JOB: For the copy, please give all of the data again exactly and leave the pictures out.

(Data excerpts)
________________________________________
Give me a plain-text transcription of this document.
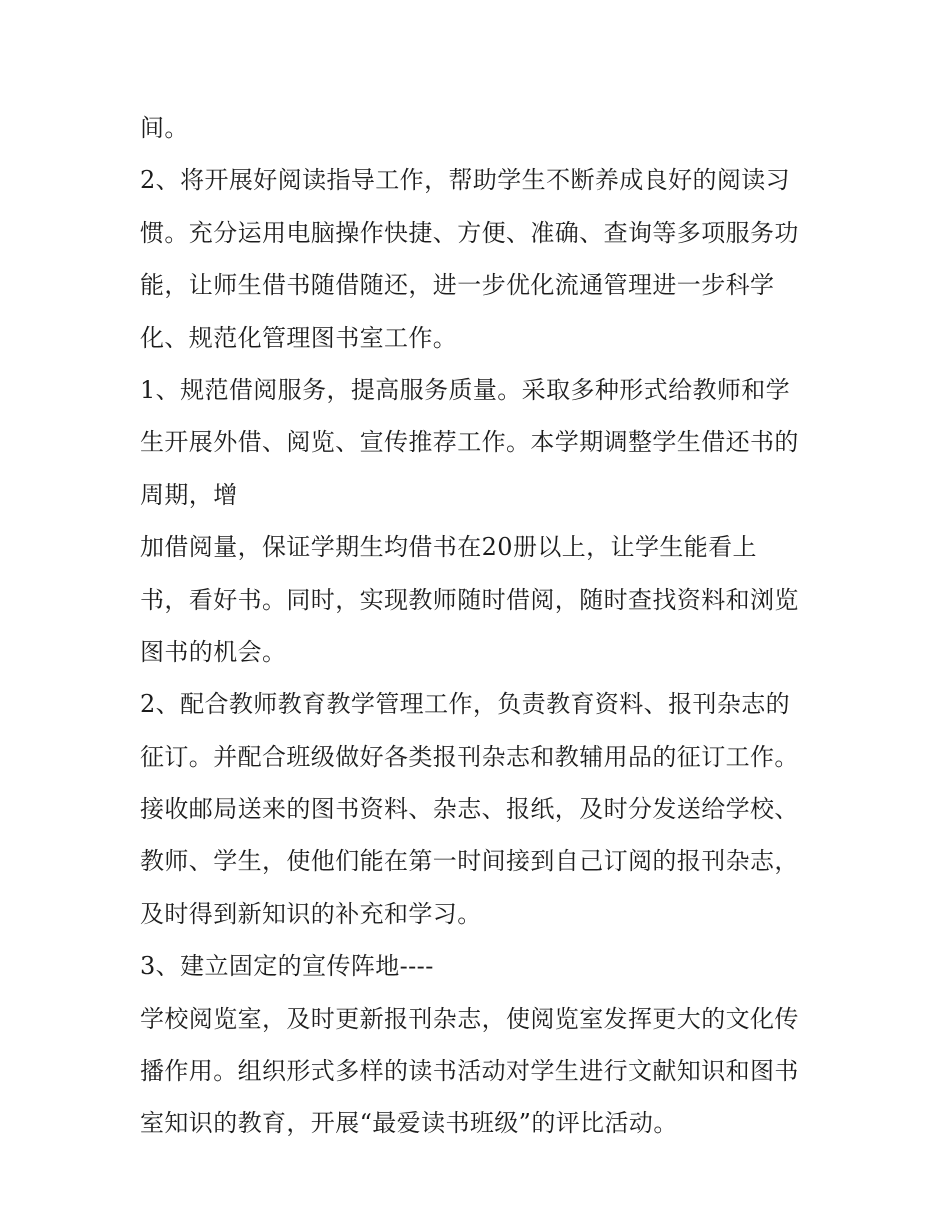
间。
2、将开展好阅读指导工作，帮助学生不断养成良好的阅读习
惯。充分运用电脑操作快捷、方便、准确、查询等多项服务功
能，让师生借书随借随还，进一步优化流通管理进一步科学
化、规范化管理图书室工作。
1、规范借阅服务，提高服务质量。采取多种形式给教师和学
生开展外借、阅览、宣传推荐工作。本学期调整学生借还书的
周期，增
加借阅量，保证学期生均借书在20册以上，让学生能看上
书，看好书。同时，实现教师随时借阅，随时查找资料和浏览
图书的机会。
2、配合教师教育教学管理工作，负责教育资料、报刊杂志的
征订。并配合班级做好各类报刊杂志和教辅用品的征订工作。
接收邮局送来的图书资料、杂志、报纸，及时分发送给学校、
教师、学生，使他们能在第一时间接到自己订阅的报刊杂志，
及时得到新知识的补充和学习。
3、建立固定的宣传阵地----
学校阅览室，及时更新报刊杂志，使阅览室发挥更大的文化传
播作用。组织形式多样的读书活动对学生进行文献知识和图书
室知识的教育，开展“最爱读书班级”的评比活动。
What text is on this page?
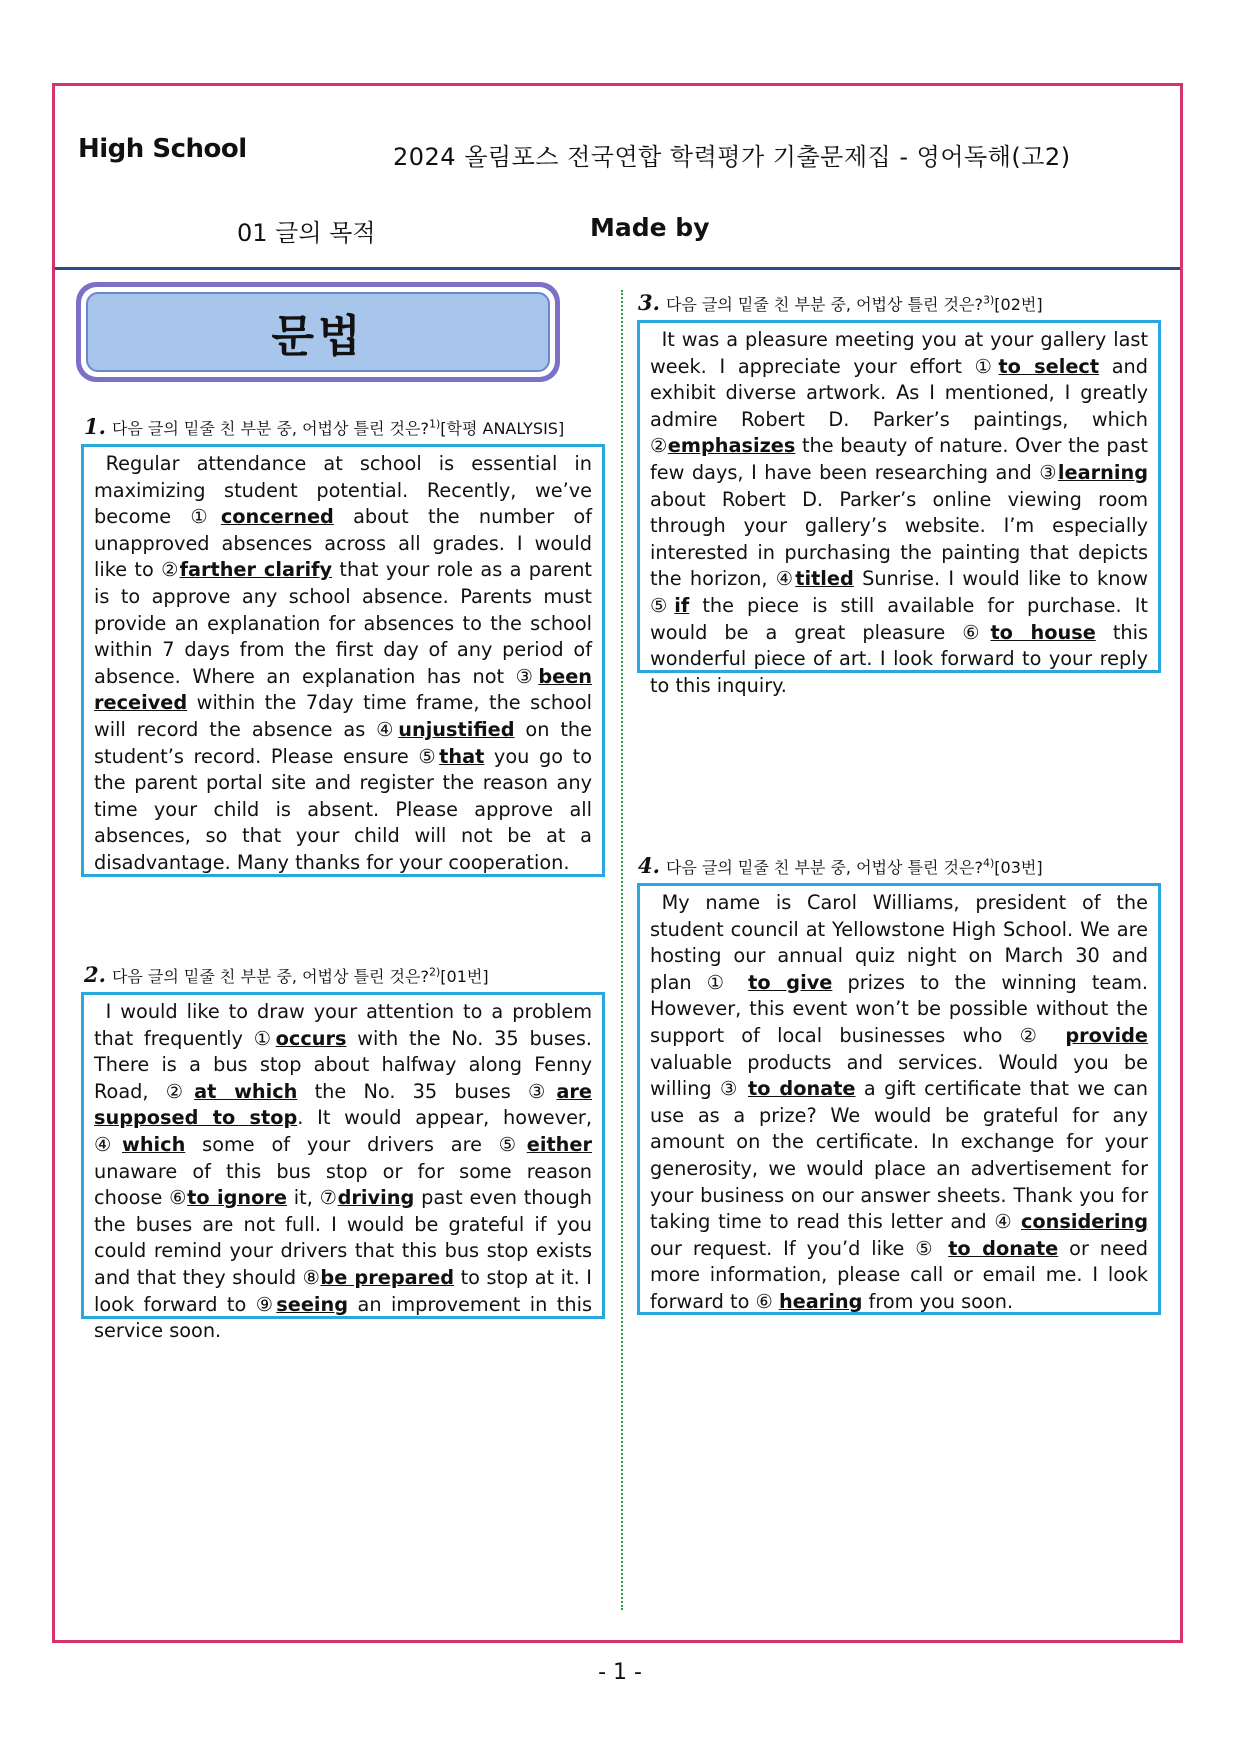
High School	2024 올림포스 전국연합 학력평가 기출문제집 - 영어독해(고2)
01 글의 목적	Made by
문법
1. 다음 글의 밑줄 친 부분 중, 어법상 틀린 것은?$^{1)}$[학평 ANALYSIS]
Regular attendance at school is essential in maximizing student potential. Recently, we’ve become ①concerned about the number of unapproved absences across all grades. I would like to ②farther clarify that your role as a parent is to approve any school absence. Parents must provide an explanation for absences to the school within 7 days from the first day of any period of absence. Where an explanation has not ③been received within the 7day time frame, the school will record the absence as ④unjustified on the student’s record. Please ensure ⑤that you go to the parent portal site and register the reason any time your child is absent. Please approve all absences, so that your child will not be at a disadvantage. Many thanks for your cooperation.
2. 다음 글의 밑줄 친 부분 중, 어법상 틀린 것은?$^{2)}$[01번]
I would like to draw your attention to a problem that frequently ①occurs with the No. 35 buses. There is a bus stop about halfway along Fenny Road, ②at which the No. 35 buses ③are supposed to stop. It would appear, however, ④which some of your drivers are ⑤either unaware of this bus stop or for some reason choose ⑥to ignore it, ⑦driving past even though the buses are not full. I would be grateful if you could remind your drivers that this bus stop exists and that they should ⑧be prepared to stop at it. I look forward to ⑨seeing an improvement in this service soon.
3. 다음 글의 밑줄 친 부분 중, 어법상 틀린 것은?$^{3)}$[02번]
It was a pleasure meeting you at your gallery last week. I appreciate your effort ①to select and exhibit diverse artwork. As I mentioned, I greatly admire Robert D. Parker’s paintings, which ②emphasizes the beauty of nature. Over the past few days, I have been researching and ③learning about Robert D. Parker’s online viewing room through your gallery’s website. I’m especially interested in purchasing the painting that depicts the horizon, ④titled Sunrise. I would like to know ⑤if the piece is still available for purchase. It would be a great pleasure ⑥to house this wonderful piece of art. I look forward to your reply to this inquiry.
4. 다음 글의 밑줄 친 부분 중, 어법상 틀린 것은?$^{4)}$[03번]
My name is Carol Williams, president of the student council at Yellowstone High School. We are hosting our annual quiz night on March 30 and plan ① to give prizes to the winning team. However, this event won’t be possible without the support of local businesses who ② provide valuable products and services. Would you be willing ③ to donate a gift certificate that we can use as a prize? We would be grateful for any amount on the certificate. In exchange for your generosity, we would place an advertisement for your business on our answer sheets. Thank you for taking time to read this letter and ④ considering our request. If you’d like ⑤ to donate or need more information, please call or email me. I look forward to ⑥ hearing from you soon.
- 1 -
________________________________________
SOLUTION:
Give me a plain-text transcription of this document.
间。
2、将开展好阅读指导工作，帮助学生不断养成良好的阅读习
惯。充分运用电脑操作快捷、方便、准确、查询等多项服务功
能，让师生借书随借随还，进一步优化流通管理进一步科学
化、规范化管理图书室工作。
1、规范借阅服务，提高服务质量。采取多种形式给教师和学
生开展外借、阅览、宣传推荐工作。本学期调整学生借还书的
周期，增
加借阅量，保证学期生均借书在20册以上，让学生能看上
书，看好书。同时，实现教师随时借阅，随时查找资料和浏览
图书的机会。
2、配合教师教育教学管理工作，负责教育资料、报刊杂志的
征订。并配合班级做好各类报刊杂志和教辅用品的征订工作。
接收邮局送来的图书资料、杂志、报纸，及时分发送给学校、
教师、学生，使他们能在第一时间接到自己订阅的报刊杂志，
及时得到新知识的补充和学习。
3、建立固定的宣传阵地----
学校阅览室，及时更新报刊杂志，使阅览室发挥更大的文化传
播作用。组织形式多样的读书活动对学生进行文献知识和图书
室知识的教育，开展“最爱读书班级”的评比活动。
What text is on this page?
High School	2024 올림포스 전국연합 학력평가 기출문제집 - 영어독해(고2)
01 글의 목적	Made by
문법
1. 다음 글의 밑줄 친 부분 중, 어법상 틀린 것은?$^{1)}$[학평 ANALYSIS]
Regular attendance at school is essential in maximizing student potential. Recently, we’ve become ①concerned about the number of unapproved absences across all grades. I would like to ②farther clarify that your role as a parent is to approve any school absence. Parents must provide an explanation for absences to the school within 7 days from the first day of any period of absence. Where an explanation has not ③been received within the 7day time frame, the school will record the absence as ④unjustified on the student’s record. Please ensure ⑤that you go to the parent portal site and register the reason any time your child is absent. Please approve all absences, so that your child will not be at a disadvantage. Many thanks for your cooperation.
2. 다음 글의 밑줄 친 부분 중, 어법상 틀린 것은?$^{2)}$[01번]
I would like to draw your attention to a problem that frequently ①occurs with the No. 35 buses. There is a bus stop about halfway along Fenny Road, ②at which the No. 35 buses ③are supposed to stop. It would appear, however, ④which some of your drivers are ⑤either unaware of this bus stop or for some reason choose ⑥to ignore it, ⑦driving past even though the buses are not full. I would be grateful if you could remind your drivers that this bus stop exists and that they should ⑧be prepared to stop at it. I look forward to ⑨seeing an improvement in this service soon.
3. 다음 글의 밑줄 친 부분 중, 어법상 틀린 것은?$^{3)}$[02번]
It was a pleasure meeting you at your gallery last week. I appreciate your effort ①to select and exhibit diverse artwork. As I mentioned, I greatly admire Robert D. Parker’s paintings, which ②emphasizes the beauty of nature. Over the past few days, I have been researching and ③learning about Robert D. Parker’s online viewing room through your gallery’s website. I’m especially interested in purchasing the painting that depicts the horizon, ④titled Sunrise. I would like to know ⑤if the piece is still available for purchase. It would be a great pleasure ⑥to house this wonderful piece of art. I look forward to your reply to this inquiry.
4. 다음 글의 밑줄 친 부분 중, 어법상 틀린 것은?$^{4)}$[03번]
My name is Carol Williams, president of the student council at Yellowstone High School. We are hosting our annual quiz night on March 30 and plan ① to give prizes to the winning team. However, this event won’t be possible without the support of local businesses who ② provide valuable products and services. Would you be willing ③ to donate a gift certificate that we can use as a prize? We would be grateful for any amount on the certificate. In exchange for your generosity, we would place an advertisement for your business on our answer sheets. Thank you for taking time to read this letter and ④ considering our request. If you’d like ⑤ to donate or need more information, please call or email me. I look forward to ⑥ hearing from you soon.
- 1 -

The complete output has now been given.